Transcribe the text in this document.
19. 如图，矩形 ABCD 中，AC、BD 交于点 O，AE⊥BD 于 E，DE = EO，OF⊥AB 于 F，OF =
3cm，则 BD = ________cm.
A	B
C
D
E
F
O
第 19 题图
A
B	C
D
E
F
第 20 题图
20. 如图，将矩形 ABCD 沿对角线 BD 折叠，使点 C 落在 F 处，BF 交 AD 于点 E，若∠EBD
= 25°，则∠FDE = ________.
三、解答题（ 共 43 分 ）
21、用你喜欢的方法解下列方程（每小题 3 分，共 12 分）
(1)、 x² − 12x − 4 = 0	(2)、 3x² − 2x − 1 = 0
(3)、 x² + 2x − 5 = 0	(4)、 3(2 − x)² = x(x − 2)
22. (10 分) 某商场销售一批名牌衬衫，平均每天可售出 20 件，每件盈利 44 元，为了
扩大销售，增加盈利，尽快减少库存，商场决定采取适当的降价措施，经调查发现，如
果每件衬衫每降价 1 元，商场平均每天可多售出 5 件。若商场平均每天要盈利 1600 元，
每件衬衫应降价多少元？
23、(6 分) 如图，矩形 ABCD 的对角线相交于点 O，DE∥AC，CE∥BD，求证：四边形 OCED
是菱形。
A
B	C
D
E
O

--

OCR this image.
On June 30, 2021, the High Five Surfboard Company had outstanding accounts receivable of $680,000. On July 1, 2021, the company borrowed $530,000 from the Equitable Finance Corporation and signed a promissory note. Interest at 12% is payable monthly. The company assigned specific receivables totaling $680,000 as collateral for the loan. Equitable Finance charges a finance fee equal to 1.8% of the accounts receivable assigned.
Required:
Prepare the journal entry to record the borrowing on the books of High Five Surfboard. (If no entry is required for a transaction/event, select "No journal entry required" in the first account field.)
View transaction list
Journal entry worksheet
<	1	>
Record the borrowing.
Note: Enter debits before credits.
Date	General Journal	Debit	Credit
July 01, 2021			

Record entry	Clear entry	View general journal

EXERCISE INSTRUCTIONS: Only the number is wanted: how many lines of the data contain the word "transaction"?

RESPONSE TO THE TASK: 2